## TASK TO COMPLETE
Exact duplicates of all entries are needed.

[EXTRACTED RECORDS — start]

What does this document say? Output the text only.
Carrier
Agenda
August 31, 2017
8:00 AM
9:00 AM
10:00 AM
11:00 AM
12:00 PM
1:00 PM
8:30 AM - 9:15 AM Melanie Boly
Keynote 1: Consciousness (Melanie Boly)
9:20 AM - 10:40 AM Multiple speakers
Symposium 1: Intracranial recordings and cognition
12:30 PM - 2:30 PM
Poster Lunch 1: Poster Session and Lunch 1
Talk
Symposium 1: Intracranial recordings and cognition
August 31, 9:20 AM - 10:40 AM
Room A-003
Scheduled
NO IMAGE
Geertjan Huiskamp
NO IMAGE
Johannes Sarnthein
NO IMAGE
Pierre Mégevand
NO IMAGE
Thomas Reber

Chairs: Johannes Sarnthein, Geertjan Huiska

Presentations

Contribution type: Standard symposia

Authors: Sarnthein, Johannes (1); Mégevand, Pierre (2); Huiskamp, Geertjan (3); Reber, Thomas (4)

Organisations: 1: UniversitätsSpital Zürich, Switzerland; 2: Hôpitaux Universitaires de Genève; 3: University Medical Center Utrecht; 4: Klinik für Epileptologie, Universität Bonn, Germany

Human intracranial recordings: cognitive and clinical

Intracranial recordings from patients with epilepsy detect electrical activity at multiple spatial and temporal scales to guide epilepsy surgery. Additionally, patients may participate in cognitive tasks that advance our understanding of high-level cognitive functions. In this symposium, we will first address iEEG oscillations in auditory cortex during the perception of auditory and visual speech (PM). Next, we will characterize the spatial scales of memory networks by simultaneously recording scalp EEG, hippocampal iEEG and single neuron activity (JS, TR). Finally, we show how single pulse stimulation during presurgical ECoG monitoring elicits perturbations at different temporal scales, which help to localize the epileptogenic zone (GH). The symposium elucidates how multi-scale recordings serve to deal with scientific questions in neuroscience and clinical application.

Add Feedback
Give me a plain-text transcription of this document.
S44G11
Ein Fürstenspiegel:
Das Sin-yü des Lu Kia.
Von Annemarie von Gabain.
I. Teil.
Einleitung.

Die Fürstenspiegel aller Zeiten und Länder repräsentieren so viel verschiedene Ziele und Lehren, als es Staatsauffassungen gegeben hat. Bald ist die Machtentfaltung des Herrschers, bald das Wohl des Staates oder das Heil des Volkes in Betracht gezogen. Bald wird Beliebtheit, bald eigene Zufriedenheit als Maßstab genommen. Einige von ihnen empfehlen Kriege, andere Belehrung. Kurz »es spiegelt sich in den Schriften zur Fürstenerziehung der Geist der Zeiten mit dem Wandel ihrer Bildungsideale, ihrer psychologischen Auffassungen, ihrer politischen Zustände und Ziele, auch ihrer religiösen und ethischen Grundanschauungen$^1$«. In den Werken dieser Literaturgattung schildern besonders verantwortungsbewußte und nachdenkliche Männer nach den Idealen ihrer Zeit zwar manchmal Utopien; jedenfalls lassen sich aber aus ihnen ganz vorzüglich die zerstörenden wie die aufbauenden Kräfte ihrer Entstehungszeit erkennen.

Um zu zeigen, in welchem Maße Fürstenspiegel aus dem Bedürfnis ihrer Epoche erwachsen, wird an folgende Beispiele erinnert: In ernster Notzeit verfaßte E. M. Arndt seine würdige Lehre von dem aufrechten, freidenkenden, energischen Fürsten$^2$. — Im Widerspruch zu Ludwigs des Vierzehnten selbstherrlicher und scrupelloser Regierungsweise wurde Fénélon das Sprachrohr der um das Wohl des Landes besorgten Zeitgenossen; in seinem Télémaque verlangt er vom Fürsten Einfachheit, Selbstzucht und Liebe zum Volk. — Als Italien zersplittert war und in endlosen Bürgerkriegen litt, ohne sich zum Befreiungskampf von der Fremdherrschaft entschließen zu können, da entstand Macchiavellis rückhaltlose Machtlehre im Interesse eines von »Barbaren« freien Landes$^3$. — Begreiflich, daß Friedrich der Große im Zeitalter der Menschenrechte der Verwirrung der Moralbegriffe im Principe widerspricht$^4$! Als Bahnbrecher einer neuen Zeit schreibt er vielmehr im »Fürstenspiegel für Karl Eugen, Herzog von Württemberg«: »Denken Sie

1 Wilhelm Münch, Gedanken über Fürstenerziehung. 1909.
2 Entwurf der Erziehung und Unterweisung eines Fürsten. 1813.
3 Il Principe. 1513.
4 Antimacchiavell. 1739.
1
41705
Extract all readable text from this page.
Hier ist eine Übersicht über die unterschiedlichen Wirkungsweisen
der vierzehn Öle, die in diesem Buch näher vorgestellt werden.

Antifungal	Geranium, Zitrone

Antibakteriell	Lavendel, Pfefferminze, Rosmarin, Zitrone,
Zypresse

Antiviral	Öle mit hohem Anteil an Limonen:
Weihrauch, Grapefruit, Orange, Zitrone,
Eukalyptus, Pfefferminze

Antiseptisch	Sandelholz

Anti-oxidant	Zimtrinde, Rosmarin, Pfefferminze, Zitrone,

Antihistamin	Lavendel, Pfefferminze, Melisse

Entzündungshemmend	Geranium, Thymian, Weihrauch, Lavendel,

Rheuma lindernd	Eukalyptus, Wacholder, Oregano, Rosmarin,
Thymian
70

[EXTRACTED RECORDS — finish]

## FINAL ANSWER
What does this document say? Output the text only.
Carrier
Agenda
August 31, 2017
8:00 AM
9:00 AM
10:00 AM
11:00 AM
12:00 PM
1:00 PM
8:30 AM - 9:15 AM Melanie Boly
Keynote 1: Consciousness (Melanie Boly)
9:20 AM - 10:40 AM Multiple speakers
Symposium 1: Intracranial recordings and cognition
12:30 PM - 2:30 PM
Poster Lunch 1: Poster Session and Lunch 1
Talk
Symposium 1: Intracranial recordings and cognition
August 31, 9:20 AM - 10:40 AM
Room A-003
Scheduled
NO IMAGE
Geertjan Huiskamp
NO IMAGE
Johannes Sarnthein
NO IMAGE
Pierre Mégevand
NO IMAGE
Thomas Reber

Chairs: Johannes Sarnthein, Geertjan Huiska

Presentations

Contribution type: Standard symposia

Authors: Sarnthein, Johannes (1); Mégevand, Pierre (2); Huiskamp, Geertjan (3); Reber, Thomas (4)

Organisations: 1: UniversitätsSpital Zürich, Switzerland; 2: Hôpitaux Universitaires de Genève; 3: University Medical Center Utrecht; 4: Klinik für Epileptologie, Universität Bonn, Germany

Human intracranial recordings: cognitive and clinical

Intracranial recordings from patients with epilepsy detect electrical activity at multiple spatial and temporal scales to guide epilepsy surgery. Additionally, patients may participate in cognitive tasks that advance our understanding of high-level cognitive functions. In this symposium, we will first address iEEG oscillations in auditory cortex during the perception of auditory and visual speech (PM). Next, we will characterize the spatial scales of memory networks by simultaneously recording scalp EEG, hippocampal iEEG and single neuron activity (JS, TR). Finally, we show how single pulse stimulation during presurgical ECoG monitoring elicits perturbations at different temporal scales, which help to localize the epileptogenic zone (GH). The symposium elucidates how multi-scale recordings serve to deal with scientific questions in neuroscience and clinical application.

Add Feedback
Give me a plain-text transcription of this document.
S44G11
Ein Fürstenspiegel:
Das Sin-yü des Lu Kia.
Von Annemarie von Gabain.
I. Teil.
Einleitung.

Die Fürstenspiegel aller Zeiten und Länder repräsentieren so viel verschiedene Ziele und Lehren, als es Staatsauffassungen gegeben hat. Bald ist die Machtentfaltung des Herrschers, bald das Wohl des Staates oder das Heil des Volkes in Betracht gezogen. Bald wird Beliebtheit, bald eigene Zufriedenheit als Maßstab genommen. Einige von ihnen empfehlen Kriege, andere Belehrung. Kurz »es spiegelt sich in den Schriften zur Fürstenerziehung der Geist der Zeiten mit dem Wandel ihrer Bildungsideale, ihrer psychologischen Auffassungen, ihrer politischen Zustände und Ziele, auch ihrer religiösen und ethischen Grundanschauungen$^1$«. In den Werken dieser Literaturgattung schildern besonders verantwortungsbewußte und nachdenkliche Männer nach den Idealen ihrer Zeit zwar manchmal Utopien; jedenfalls lassen sich aber aus ihnen ganz vorzüglich die zerstörenden wie die aufbauenden Kräfte ihrer Entstehungszeit erkennen.

Um zu zeigen, in welchem Maße Fürstenspiegel aus dem Bedürfnis ihrer Epoche erwachsen, wird an folgende Beispiele erinnert: In ernster Notzeit verfaßte E. M. Arndt seine würdige Lehre von dem aufrechten, freidenkenden, energischen Fürsten$^2$. — Im Widerspruch zu Ludwigs des Vierzehnten selbstherrlicher und scrupelloser Regierungsweise wurde Fénélon das Sprachrohr der um das Wohl des Landes besorgten Zeitgenossen; in seinem Télémaque verlangt er vom Fürsten Einfachheit, Selbstzucht und Liebe zum Volk. — Als Italien zersplittert war und in endlosen Bürgerkriegen litt, ohne sich zum Befreiungskampf von der Fremdherrschaft entschließen zu können, da entstand Macchiavellis rückhaltlose Machtlehre im Interesse eines von »Barbaren« freien Landes$^3$. — Begreiflich, daß Friedrich der Große im Zeitalter der Menschenrechte der Verwirrung der Moralbegriffe im Principe widerspricht$^4$! Als Bahnbrecher einer neuen Zeit schreibt er vielmehr im »Fürstenspiegel für Karl Eugen, Herzog von Württemberg«: »Denken Sie

1 Wilhelm Münch, Gedanken über Fürstenerziehung. 1909.
2 Entwurf der Erziehung und Unterweisung eines Fürsten. 1813.
3 Il Principe. 1513.
4 Antimacchiavell. 1739.
1
41705
Extract all readable text from this page.
Hier ist eine Übersicht über die unterschiedlichen Wirkungsweisen
der vierzehn Öle, die in diesem Buch näher vorgestellt werden.

Antifungal	Geranium, Zitrone

Antibakteriell	Lavendel, Pfefferminze, Rosmarin, Zitrone,
Zypresse

Antiviral	Öle mit hohem Anteil an Limonen:
Weihrauch, Grapefruit, Orange, Zitrone,
Eukalyptus, Pfefferminze

Antiseptisch	Sandelholz

Anti-oxidant	Zimtrinde, Rosmarin, Pfefferminze, Zitrone,

Antihistamin	Lavendel, Pfefferminze, Melisse

Entzündungshemmend	Geranium, Thymian, Weihrauch, Lavendel,

Rheuma lindernd	Eukalyptus, Wacholder, Oregano, Rosmarin,
Thymian
70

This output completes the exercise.